▶ _The problem_: Read the lines below. Copy out any that hold the string "Ctrl".

-- BEGIN Data lines --

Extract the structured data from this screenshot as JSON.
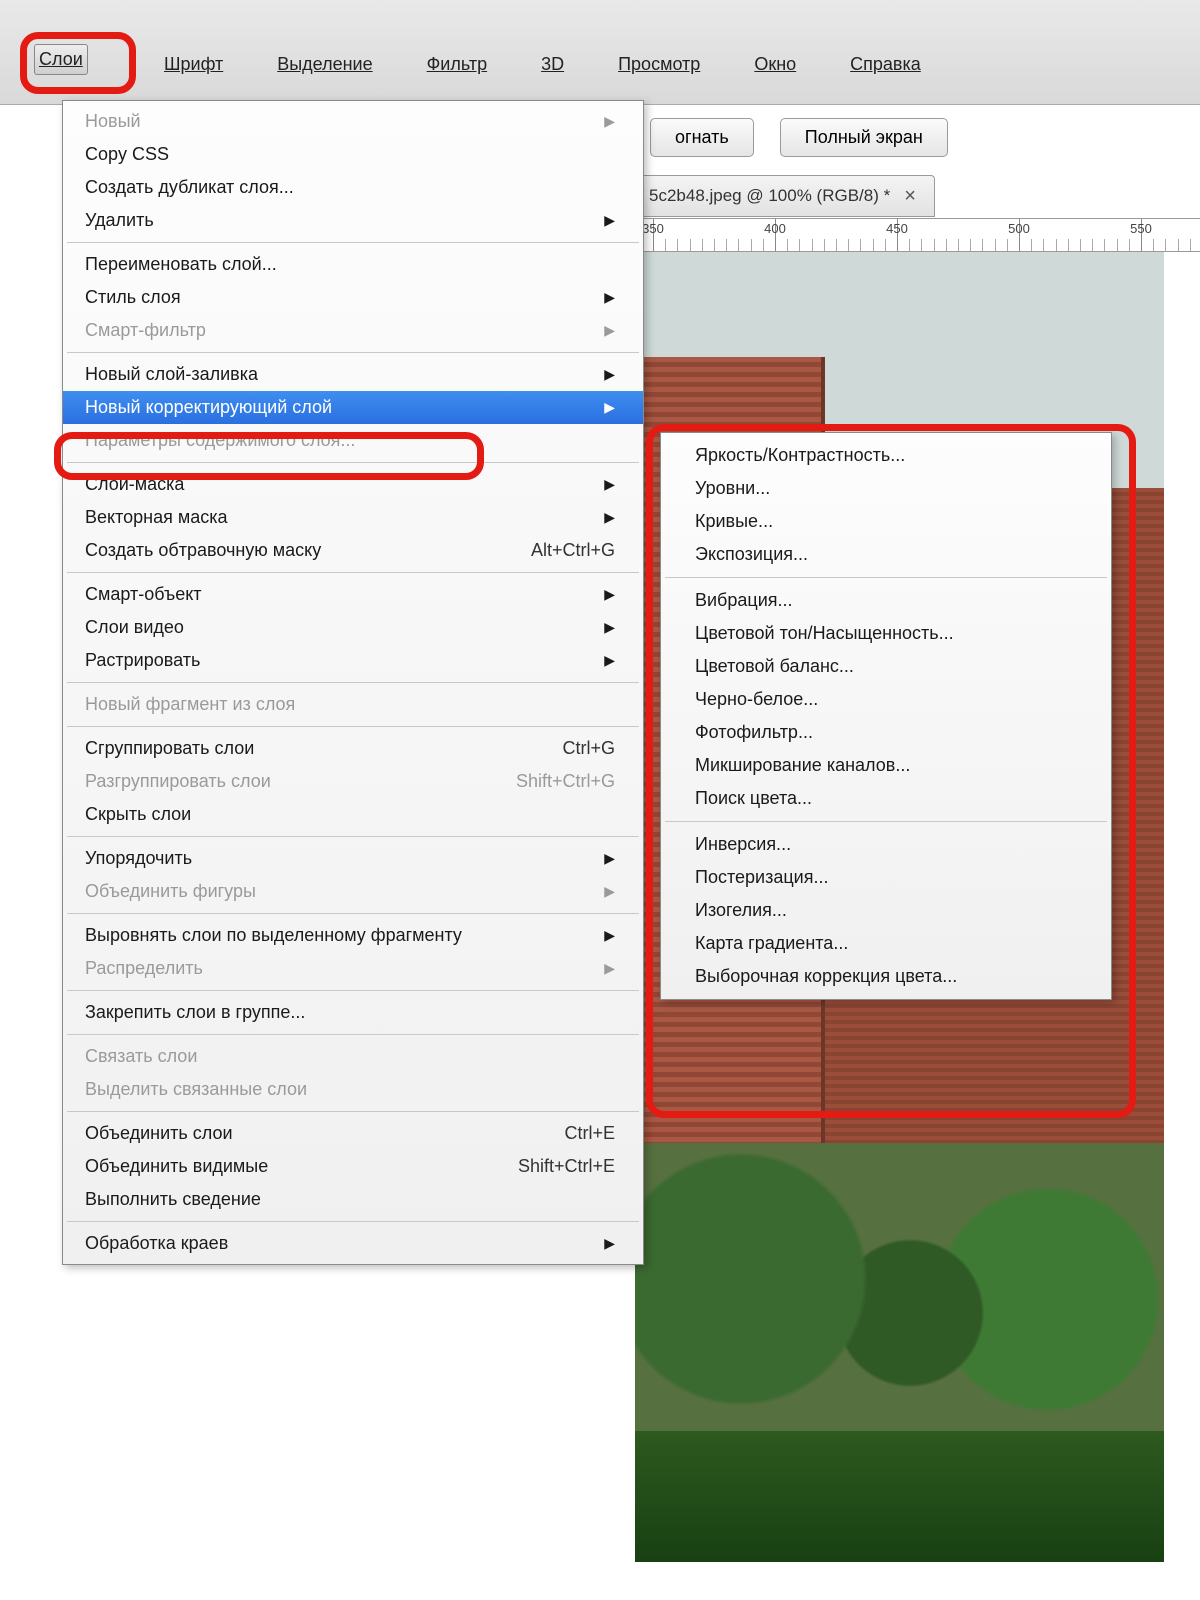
{
  "menubar": {
    "sloi": "Слои",
    "items": [
      "Шрифт",
      "Выделение",
      "Фильтр",
      "3D",
      "Просмотр",
      "Окно",
      "Справка"
    ]
  },
  "toolbar": {
    "fit": "огнать",
    "fullscreen": "Полный экран"
  },
  "doctab": {
    "title": "5c2b48.jpeg @ 100% (RGB/8) *",
    "close": "×"
  },
  "ruler": {
    "marks": [
      350,
      400,
      450,
      500,
      550
    ]
  },
  "menu": {
    "g0": [
      {
        "k": "new",
        "label": "Новый",
        "arrow": true,
        "disabled": true
      },
      {
        "k": "copycss",
        "label": "Copy CSS"
      },
      {
        "k": "dup",
        "label": "Создать дубликат слоя..."
      },
      {
        "k": "delete",
        "label": "Удалить",
        "arrow": true
      }
    ],
    "g1": [
      {
        "k": "rename",
        "label": "Переименовать слой..."
      },
      {
        "k": "style",
        "label": "Стиль слоя",
        "arrow": true
      },
      {
        "k": "smartfilter",
        "label": "Смарт-фильтр",
        "arrow": true,
        "disabled": true
      }
    ],
    "g2": [
      {
        "k": "fill",
        "label": "Новый слой-заливка",
        "arrow": true
      },
      {
        "k": "adj",
        "label": "Новый корректирующий слой",
        "arrow": true,
        "selected": true
      },
      {
        "k": "contentopts",
        "label": "Параметры содержимого слоя...",
        "disabled": true
      }
    ],
    "g3": [
      {
        "k": "mask",
        "label": "Слой-маска",
        "arrow": true
      },
      {
        "k": "vecmask",
        "label": "Векторная маска",
        "arrow": true
      },
      {
        "k": "clip",
        "label": "Создать обтравочную маску",
        "shortcut": "Alt+Ctrl+G"
      }
    ],
    "g4": [
      {
        "k": "smartobj",
        "label": "Смарт-объект",
        "arrow": true
      },
      {
        "k": "videolayers",
        "label": "Слои видео",
        "arrow": true
      },
      {
        "k": "raster",
        "label": "Растрировать",
        "arrow": true
      }
    ],
    "g5": [
      {
        "k": "slice",
        "label": "Новый фрагмент из слоя",
        "disabled": true
      }
    ],
    "g6": [
      {
        "k": "group",
        "label": "Сгруппировать слои",
        "shortcut": "Ctrl+G"
      },
      {
        "k": "ungroup",
        "label": "Разгруппировать слои",
        "shortcut": "Shift+Ctrl+G",
        "disabled": true
      },
      {
        "k": "hide",
        "label": "Скрыть слои"
      }
    ],
    "g7": [
      {
        "k": "arrange",
        "label": "Упорядочить",
        "arrow": true
      },
      {
        "k": "combine",
        "label": "Объединить фигуры",
        "arrow": true,
        "disabled": true
      }
    ],
    "g8": [
      {
        "k": "align",
        "label": "Выровнять слои по выделенному фрагменту",
        "arrow": true
      },
      {
        "k": "distribute",
        "label": "Распределить",
        "arrow": true,
        "disabled": true
      }
    ],
    "g9": [
      {
        "k": "lock",
        "label": "Закрепить слои в группе..."
      }
    ],
    "g10": [
      {
        "k": "link",
        "label": "Связать слои",
        "disabled": true
      },
      {
        "k": "sellinked",
        "label": "Выделить связанные слои",
        "disabled": true
      }
    ],
    "g11": [
      {
        "k": "merge",
        "label": "Объединить слои",
        "shortcut": "Ctrl+E"
      },
      {
        "k": "mergevis",
        "label": "Объединить видимые",
        "shortcut": "Shift+Ctrl+E"
      },
      {
        "k": "flatten",
        "label": "Выполнить сведение"
      }
    ],
    "g12": [
      {
        "k": "matting",
        "label": "Обработка краев",
        "arrow": true
      }
    ]
  },
  "submenu": {
    "s0": [
      "Яркость/Контрастность...",
      "Уровни...",
      "Кривые...",
      "Экспозиция..."
    ],
    "s1": [
      "Вибрация...",
      "Цветовой тон/Насыщенность...",
      "Цветовой баланс...",
      "Черно-белое...",
      "Фотофильтр...",
      "Микширование каналов...",
      "Поиск цвета..."
    ],
    "s2": [
      "Инверсия...",
      "Постеризация...",
      "Изогелия...",
      "Карта градиента...",
      "Выборочная коррекция цвета..."
    ]
  }
}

-- END Data lines --

▶ _Problem solution_:
        "shortcut": "Alt+Ctrl+G"
        "shortcut": "Ctrl+G"
        "shortcut": "Shift+Ctrl+G",
        "shortcut": "Ctrl+E"
        "shortcut": "Shift+Ctrl+E"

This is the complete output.